- EXERCISE OBJECTIVE
Quote, verbatim, all material below, without pictures.
— Start DATA SUPPLIED —
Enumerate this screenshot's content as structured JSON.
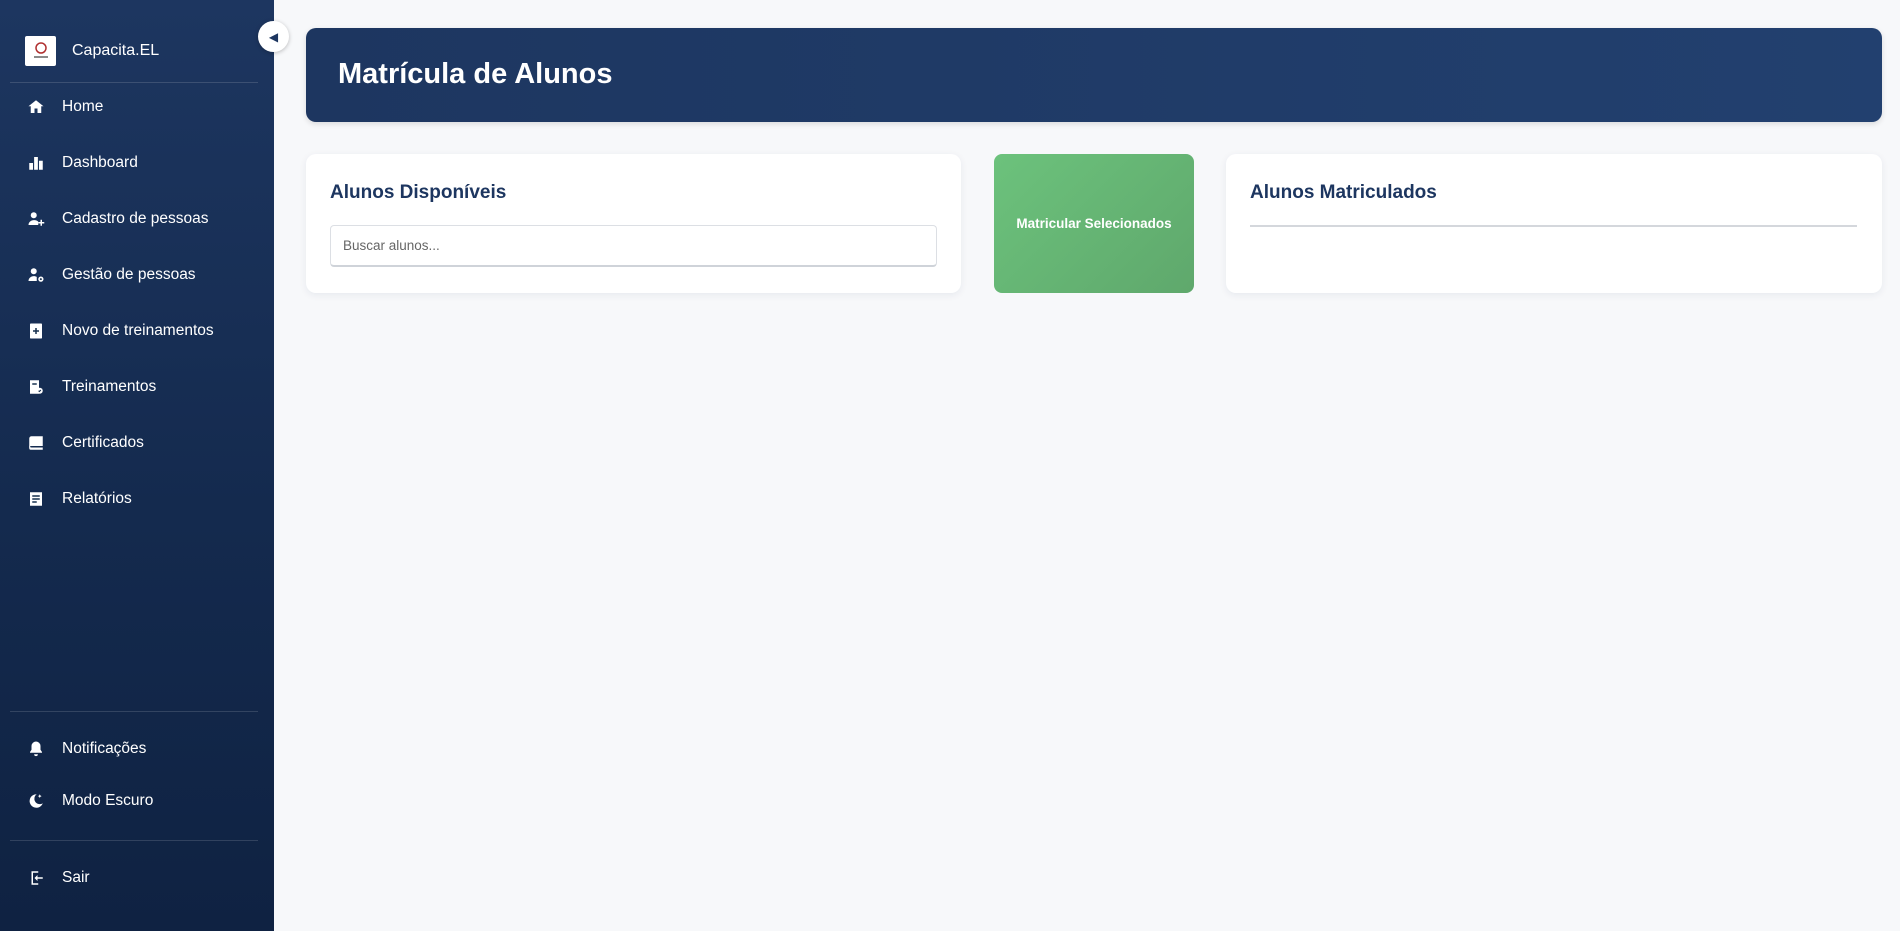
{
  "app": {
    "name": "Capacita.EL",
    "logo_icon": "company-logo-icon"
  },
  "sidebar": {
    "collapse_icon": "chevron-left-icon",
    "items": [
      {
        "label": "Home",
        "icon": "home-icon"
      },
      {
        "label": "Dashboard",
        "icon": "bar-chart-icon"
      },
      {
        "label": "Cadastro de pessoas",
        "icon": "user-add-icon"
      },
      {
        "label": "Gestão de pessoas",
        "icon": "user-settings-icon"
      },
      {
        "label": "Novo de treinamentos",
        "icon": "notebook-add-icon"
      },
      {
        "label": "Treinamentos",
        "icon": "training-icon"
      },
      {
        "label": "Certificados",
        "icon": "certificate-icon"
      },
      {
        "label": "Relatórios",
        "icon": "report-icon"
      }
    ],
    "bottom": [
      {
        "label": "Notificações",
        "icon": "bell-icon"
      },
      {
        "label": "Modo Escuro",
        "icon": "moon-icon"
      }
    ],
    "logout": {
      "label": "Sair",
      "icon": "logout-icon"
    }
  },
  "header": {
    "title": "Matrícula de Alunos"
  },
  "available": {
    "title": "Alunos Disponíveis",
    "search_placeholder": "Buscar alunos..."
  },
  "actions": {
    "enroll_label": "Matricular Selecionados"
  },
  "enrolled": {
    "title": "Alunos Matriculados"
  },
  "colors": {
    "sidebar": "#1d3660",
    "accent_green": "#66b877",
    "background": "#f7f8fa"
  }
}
— End DATA SUPPLIED —
- WRITTEN ANSWER
Enumerate this screenshot's content as structured JSON.
{
  "app": {
    "name": "Capacita.EL",
    "logo_icon": "company-logo-icon"
  },
  "sidebar": {
    "collapse_icon": "chevron-left-icon",
    "items": [
      {
        "label": "Home",
        "icon": "home-icon"
      },
      {
        "label": "Dashboard",
        "icon": "bar-chart-icon"
      },
      {
        "label": "Cadastro de pessoas",
        "icon": "user-add-icon"
      },
      {
        "label": "Gestão de pessoas",
        "icon": "user-settings-icon"
      },
      {
        "label": "Novo de treinamentos",
        "icon": "notebook-add-icon"
      },
      {
        "label": "Treinamentos",
        "icon": "training-icon"
      },
      {
        "label": "Certificados",
        "icon": "certificate-icon"
      },
      {
        "label": "Relatórios",
        "icon": "report-icon"
      }
    ],
    "bottom": [
      {
        "label": "Notificações",
        "icon": "bell-icon"
      },
      {
        "label": "Modo Escuro",
        "icon": "moon-icon"
      }
    ],
    "logout": {
      "label": "Sair",
      "icon": "logout-icon"
    }
  },
  "header": {
    "title": "Matrícula de Alunos"
  },
  "available": {
    "title": "Alunos Disponíveis",
    "search_placeholder": "Buscar alunos..."
  },
  "actions": {
    "enroll_label": "Matricular Selecionados"
  },
  "enrolled": {
    "title": "Alunos Matriculados"
  },
  "colors": {
    "sidebar": "#1d3660",
    "accent_green": "#66b877",
    "background": "#f7f8fa"
  }
}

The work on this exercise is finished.